──────── PROVIDED DATA

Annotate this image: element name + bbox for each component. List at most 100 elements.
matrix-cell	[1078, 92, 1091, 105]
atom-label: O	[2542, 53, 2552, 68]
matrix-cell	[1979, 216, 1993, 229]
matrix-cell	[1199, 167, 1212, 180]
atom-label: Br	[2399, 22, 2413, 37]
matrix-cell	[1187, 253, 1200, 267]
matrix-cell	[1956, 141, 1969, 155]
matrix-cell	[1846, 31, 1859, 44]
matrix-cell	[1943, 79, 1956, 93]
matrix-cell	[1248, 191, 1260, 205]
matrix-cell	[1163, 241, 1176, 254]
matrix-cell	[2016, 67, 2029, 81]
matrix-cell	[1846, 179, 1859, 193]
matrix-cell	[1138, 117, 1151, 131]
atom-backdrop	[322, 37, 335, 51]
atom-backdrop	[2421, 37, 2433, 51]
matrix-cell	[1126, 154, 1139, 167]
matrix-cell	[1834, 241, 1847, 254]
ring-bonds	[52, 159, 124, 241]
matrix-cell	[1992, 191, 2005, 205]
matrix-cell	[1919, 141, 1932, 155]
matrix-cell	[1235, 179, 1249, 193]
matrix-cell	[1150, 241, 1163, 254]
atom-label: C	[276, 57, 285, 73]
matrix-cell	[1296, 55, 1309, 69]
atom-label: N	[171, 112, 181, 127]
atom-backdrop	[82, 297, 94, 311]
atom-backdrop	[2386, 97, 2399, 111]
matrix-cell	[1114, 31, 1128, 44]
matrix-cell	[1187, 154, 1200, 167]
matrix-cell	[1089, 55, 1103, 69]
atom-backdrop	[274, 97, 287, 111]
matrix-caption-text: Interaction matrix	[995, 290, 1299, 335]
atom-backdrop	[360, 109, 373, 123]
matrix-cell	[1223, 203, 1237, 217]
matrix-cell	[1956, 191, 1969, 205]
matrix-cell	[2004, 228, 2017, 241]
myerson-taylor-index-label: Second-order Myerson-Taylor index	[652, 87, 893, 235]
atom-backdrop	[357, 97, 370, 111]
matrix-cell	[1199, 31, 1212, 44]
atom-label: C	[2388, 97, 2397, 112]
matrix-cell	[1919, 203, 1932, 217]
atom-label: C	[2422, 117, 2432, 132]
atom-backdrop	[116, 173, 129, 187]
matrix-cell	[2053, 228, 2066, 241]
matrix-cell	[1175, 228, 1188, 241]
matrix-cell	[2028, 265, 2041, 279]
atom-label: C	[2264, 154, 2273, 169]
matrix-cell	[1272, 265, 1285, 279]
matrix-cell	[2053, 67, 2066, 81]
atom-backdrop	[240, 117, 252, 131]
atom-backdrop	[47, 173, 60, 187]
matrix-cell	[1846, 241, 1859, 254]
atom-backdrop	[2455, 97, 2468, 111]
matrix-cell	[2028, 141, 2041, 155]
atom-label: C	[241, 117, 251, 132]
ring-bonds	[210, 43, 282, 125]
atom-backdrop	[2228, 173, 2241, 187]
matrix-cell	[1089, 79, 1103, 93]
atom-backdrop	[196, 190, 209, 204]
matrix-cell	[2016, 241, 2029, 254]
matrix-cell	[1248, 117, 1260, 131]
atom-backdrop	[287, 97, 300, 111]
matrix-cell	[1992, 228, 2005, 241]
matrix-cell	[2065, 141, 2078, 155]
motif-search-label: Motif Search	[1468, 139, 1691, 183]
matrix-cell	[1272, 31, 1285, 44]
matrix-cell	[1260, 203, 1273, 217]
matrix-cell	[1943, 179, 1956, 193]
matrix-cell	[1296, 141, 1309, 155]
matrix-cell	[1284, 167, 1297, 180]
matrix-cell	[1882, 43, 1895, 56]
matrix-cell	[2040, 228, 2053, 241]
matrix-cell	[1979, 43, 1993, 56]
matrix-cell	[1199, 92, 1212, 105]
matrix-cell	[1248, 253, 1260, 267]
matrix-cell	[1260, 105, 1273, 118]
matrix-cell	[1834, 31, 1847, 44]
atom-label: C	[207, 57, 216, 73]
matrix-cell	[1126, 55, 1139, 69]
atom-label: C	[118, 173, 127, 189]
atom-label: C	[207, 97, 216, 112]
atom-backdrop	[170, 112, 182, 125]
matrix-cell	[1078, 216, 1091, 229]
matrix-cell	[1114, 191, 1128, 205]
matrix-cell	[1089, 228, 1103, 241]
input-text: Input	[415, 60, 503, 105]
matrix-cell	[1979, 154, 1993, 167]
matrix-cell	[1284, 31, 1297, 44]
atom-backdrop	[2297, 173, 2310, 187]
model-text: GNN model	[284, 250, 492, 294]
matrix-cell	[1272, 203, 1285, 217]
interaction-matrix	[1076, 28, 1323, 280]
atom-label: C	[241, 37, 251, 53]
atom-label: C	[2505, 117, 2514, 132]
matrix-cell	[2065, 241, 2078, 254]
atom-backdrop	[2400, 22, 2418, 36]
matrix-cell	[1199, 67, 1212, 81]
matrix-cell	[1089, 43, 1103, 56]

────────────────

[WHAT NEEDS TO BE DONE]:
Copy every line above word for word, with no changes.

[OUTPUT OF THE EXERCISE]:
Annotate this image: element name + bbox for each component. List at most 100 elements.
matrix-cell	[1078, 92, 1091, 105]
atom-label: O	[2542, 53, 2552, 68]
matrix-cell	[1979, 216, 1993, 229]
matrix-cell	[1199, 167, 1212, 180]
atom-label: Br	[2399, 22, 2413, 37]
matrix-cell	[1187, 253, 1200, 267]
matrix-cell	[1956, 141, 1969, 155]
matrix-cell	[1846, 31, 1859, 44]
matrix-cell	[1943, 79, 1956, 93]
matrix-cell	[1248, 191, 1260, 205]
matrix-cell	[1163, 241, 1176, 254]
matrix-cell	[2016, 67, 2029, 81]
matrix-cell	[1846, 179, 1859, 193]
matrix-cell	[1138, 117, 1151, 131]
atom-backdrop	[322, 37, 335, 51]
atom-backdrop	[2421, 37, 2433, 51]
matrix-cell	[1126, 154, 1139, 167]
matrix-cell	[1834, 241, 1847, 254]
ring-bonds	[52, 159, 124, 241]
matrix-cell	[1992, 191, 2005, 205]
matrix-cell	[1919, 141, 1932, 155]
matrix-cell	[1235, 179, 1249, 193]
matrix-cell	[1150, 241, 1163, 254]
atom-label: C	[276, 57, 285, 73]
matrix-cell	[1296, 55, 1309, 69]
atom-label: N	[171, 112, 181, 127]
atom-backdrop	[82, 297, 94, 311]
atom-backdrop	[2386, 97, 2399, 111]
matrix-cell	[1114, 31, 1128, 44]
matrix-cell	[1187, 154, 1200, 167]
matrix-cell	[1089, 55, 1103, 69]
atom-backdrop	[274, 97, 287, 111]
matrix-caption-text: Interaction matrix	[995, 290, 1299, 335]
atom-backdrop	[360, 109, 373, 123]
matrix-cell	[1223, 203, 1237, 217]
matrix-cell	[1956, 191, 1969, 205]
matrix-cell	[2004, 228, 2017, 241]
myerson-taylor-index-label: Second-order Myerson-Taylor index	[652, 87, 893, 235]
atom-backdrop	[357, 97, 370, 111]
matrix-cell	[1199, 31, 1212, 44]
atom-label: C	[2388, 97, 2397, 112]
matrix-cell	[1919, 203, 1932, 217]
atom-label: C	[2422, 117, 2432, 132]
atom-backdrop	[116, 173, 129, 187]
matrix-cell	[2053, 228, 2066, 241]
matrix-cell	[1175, 228, 1188, 241]
matrix-cell	[2028, 265, 2041, 279]
atom-label: C	[2264, 154, 2273, 169]
matrix-cell	[1272, 265, 1285, 279]
matrix-cell	[2053, 67, 2066, 81]
atom-backdrop	[240, 117, 252, 131]
atom-backdrop	[47, 173, 60, 187]
matrix-cell	[1846, 241, 1859, 254]
atom-backdrop	[2455, 97, 2468, 111]
matrix-cell	[2028, 141, 2041, 155]
atom-label: C	[241, 117, 251, 132]
ring-bonds	[210, 43, 282, 125]
atom-backdrop	[2228, 173, 2241, 187]
matrix-cell	[1089, 79, 1103, 93]
atom-backdrop	[196, 190, 209, 204]
matrix-cell	[2016, 241, 2029, 254]
matrix-cell	[1248, 117, 1260, 131]
atom-backdrop	[287, 97, 300, 111]
matrix-cell	[1992, 228, 2005, 241]
matrix-cell	[2065, 141, 2078, 155]
motif-search-label: Motif Search	[1468, 139, 1691, 183]
matrix-cell	[1272, 31, 1285, 44]
matrix-cell	[1260, 203, 1273, 217]
matrix-cell	[1943, 179, 1956, 193]
matrix-cell	[1296, 141, 1309, 155]
matrix-cell	[1284, 167, 1297, 180]
matrix-cell	[1882, 43, 1895, 56]
matrix-cell	[2040, 228, 2053, 241]
matrix-cell	[1979, 43, 1993, 56]
matrix-cell	[1199, 92, 1212, 105]
matrix-cell	[1248, 253, 1260, 267]
matrix-cell	[1260, 105, 1273, 118]
matrix-cell	[1834, 31, 1847, 44]
atom-label: C	[207, 57, 216, 73]
matrix-cell	[1126, 55, 1139, 69]
atom-label: C	[118, 173, 127, 189]
atom-label: C	[207, 97, 216, 112]
atom-backdrop	[170, 112, 182, 125]
matrix-cell	[1078, 216, 1091, 229]
matrix-cell	[1114, 191, 1128, 205]
matrix-cell	[1089, 228, 1103, 241]
input-text: Input	[415, 60, 503, 105]
matrix-cell	[1979, 154, 1993, 167]
matrix-cell	[1284, 31, 1297, 44]
atom-backdrop	[2297, 173, 2310, 187]
model-text: GNN model	[284, 250, 492, 294]
matrix-cell	[1272, 203, 1285, 217]
interaction-matrix	[1076, 28, 1323, 280]
atom-label: C	[241, 37, 251, 53]
atom-label: C	[2505, 117, 2514, 132]
matrix-cell	[2065, 241, 2078, 254]
atom-backdrop	[2400, 22, 2418, 36]
matrix-cell	[1199, 67, 1212, 81]
matrix-cell	[1089, 43, 1103, 56]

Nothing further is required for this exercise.